* Begin SUPPLIED MATERIAL *
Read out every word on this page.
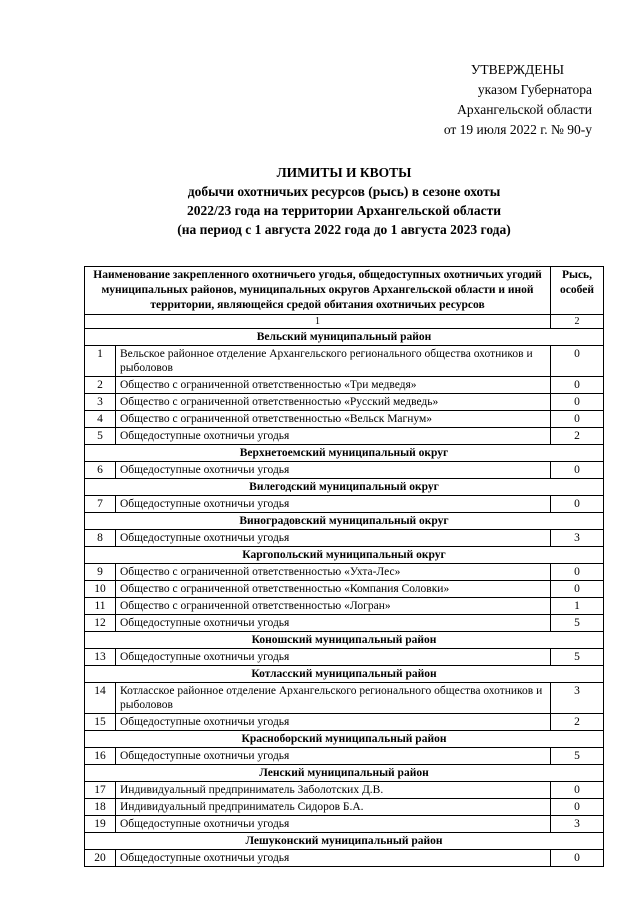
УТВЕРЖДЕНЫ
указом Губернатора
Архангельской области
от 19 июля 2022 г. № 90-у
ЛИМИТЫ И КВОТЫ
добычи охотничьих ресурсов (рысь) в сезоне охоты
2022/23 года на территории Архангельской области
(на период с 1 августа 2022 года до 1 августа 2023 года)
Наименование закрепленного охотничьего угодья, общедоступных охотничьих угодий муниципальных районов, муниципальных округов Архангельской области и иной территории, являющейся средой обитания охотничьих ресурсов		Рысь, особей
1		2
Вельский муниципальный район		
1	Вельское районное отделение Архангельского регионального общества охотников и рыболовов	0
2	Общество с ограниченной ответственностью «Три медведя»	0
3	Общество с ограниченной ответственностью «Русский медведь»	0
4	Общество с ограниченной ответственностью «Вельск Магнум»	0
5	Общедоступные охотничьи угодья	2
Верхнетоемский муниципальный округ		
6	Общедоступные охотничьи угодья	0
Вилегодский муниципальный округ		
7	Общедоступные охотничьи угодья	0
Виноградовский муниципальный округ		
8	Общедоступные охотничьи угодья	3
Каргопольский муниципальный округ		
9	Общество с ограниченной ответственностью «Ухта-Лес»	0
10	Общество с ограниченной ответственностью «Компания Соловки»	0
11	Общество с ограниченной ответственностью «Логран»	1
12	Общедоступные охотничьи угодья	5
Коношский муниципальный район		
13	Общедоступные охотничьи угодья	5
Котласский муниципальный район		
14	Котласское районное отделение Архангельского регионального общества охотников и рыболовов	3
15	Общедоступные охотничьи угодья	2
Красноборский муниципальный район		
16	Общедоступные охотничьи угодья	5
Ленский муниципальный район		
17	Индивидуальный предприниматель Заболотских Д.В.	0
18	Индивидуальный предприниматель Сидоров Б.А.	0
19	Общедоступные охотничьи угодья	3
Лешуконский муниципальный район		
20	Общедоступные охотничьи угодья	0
* End SUPPLIED MATERIAL *
* Begin SUPPLIED MATERIAL *
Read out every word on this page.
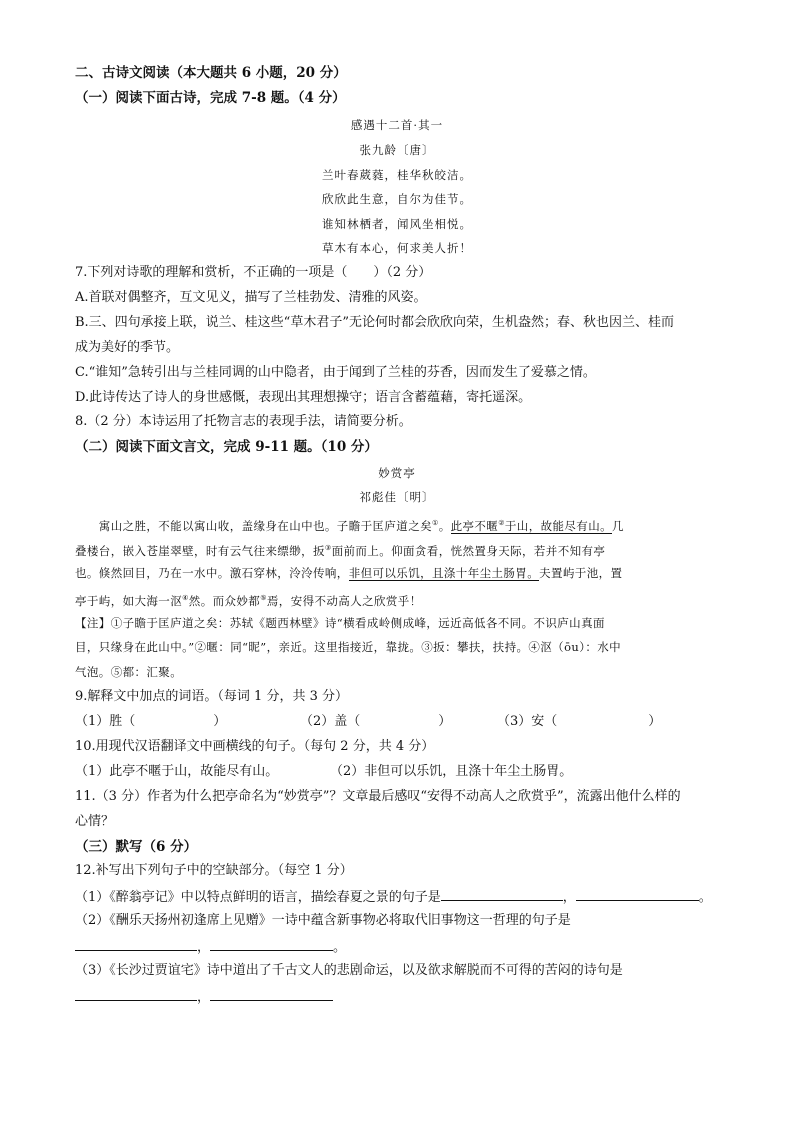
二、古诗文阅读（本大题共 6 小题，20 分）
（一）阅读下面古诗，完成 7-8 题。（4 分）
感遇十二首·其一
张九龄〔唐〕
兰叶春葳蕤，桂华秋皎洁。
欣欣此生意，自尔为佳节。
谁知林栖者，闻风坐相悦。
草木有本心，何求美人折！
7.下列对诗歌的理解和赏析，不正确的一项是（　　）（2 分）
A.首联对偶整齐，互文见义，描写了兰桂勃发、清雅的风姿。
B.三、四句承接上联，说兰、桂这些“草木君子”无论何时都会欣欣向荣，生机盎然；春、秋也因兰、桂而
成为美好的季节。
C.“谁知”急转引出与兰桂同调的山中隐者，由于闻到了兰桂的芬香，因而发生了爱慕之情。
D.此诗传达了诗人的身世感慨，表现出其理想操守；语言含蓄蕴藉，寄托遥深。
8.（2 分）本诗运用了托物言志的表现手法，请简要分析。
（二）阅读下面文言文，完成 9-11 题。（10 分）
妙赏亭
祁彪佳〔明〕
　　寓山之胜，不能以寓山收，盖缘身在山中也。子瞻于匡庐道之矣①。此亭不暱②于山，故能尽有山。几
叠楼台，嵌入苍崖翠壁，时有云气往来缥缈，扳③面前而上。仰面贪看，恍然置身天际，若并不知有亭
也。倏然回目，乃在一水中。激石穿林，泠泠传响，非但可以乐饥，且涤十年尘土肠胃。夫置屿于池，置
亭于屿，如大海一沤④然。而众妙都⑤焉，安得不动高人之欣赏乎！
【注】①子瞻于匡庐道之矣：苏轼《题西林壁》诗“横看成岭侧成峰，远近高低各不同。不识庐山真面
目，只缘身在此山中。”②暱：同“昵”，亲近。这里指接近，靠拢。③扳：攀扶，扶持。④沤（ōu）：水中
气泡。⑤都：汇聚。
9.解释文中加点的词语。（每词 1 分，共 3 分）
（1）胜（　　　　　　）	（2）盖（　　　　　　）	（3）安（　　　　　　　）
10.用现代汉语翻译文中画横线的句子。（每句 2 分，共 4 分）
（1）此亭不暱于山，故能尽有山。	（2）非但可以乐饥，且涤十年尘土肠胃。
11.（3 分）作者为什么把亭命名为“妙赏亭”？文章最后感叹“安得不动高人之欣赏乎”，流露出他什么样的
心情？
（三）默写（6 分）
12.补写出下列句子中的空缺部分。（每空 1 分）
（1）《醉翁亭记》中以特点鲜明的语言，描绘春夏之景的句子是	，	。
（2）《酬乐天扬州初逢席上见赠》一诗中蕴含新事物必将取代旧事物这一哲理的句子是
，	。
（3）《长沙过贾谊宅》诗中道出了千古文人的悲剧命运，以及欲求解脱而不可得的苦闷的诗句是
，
* End SUPPLIED MATERIAL *
* Begin SUPPLIED MATERIAL *
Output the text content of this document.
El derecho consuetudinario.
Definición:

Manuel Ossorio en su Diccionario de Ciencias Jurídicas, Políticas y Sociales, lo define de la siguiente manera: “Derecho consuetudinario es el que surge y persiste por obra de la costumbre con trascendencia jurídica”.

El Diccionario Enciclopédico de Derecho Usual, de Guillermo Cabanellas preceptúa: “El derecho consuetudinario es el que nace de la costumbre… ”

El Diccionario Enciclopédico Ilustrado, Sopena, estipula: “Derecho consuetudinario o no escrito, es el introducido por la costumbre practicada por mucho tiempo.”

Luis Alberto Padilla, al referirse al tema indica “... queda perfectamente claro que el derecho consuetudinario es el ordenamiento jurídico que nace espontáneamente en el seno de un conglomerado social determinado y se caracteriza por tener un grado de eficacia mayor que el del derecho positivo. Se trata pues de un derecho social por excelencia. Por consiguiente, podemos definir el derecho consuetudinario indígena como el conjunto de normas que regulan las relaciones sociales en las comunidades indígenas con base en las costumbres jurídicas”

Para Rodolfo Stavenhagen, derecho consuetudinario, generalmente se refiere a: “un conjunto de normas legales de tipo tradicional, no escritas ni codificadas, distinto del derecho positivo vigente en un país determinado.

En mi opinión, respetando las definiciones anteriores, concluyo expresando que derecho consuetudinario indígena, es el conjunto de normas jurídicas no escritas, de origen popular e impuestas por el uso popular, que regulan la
* End SUPPLIED MATERIAL *
# TASK DIRECTIONS:
Determine the number of lines in the listing that hold the word "Общедоступные", and supply that number and nothing further.

# RESULT OF THIS TASK:
10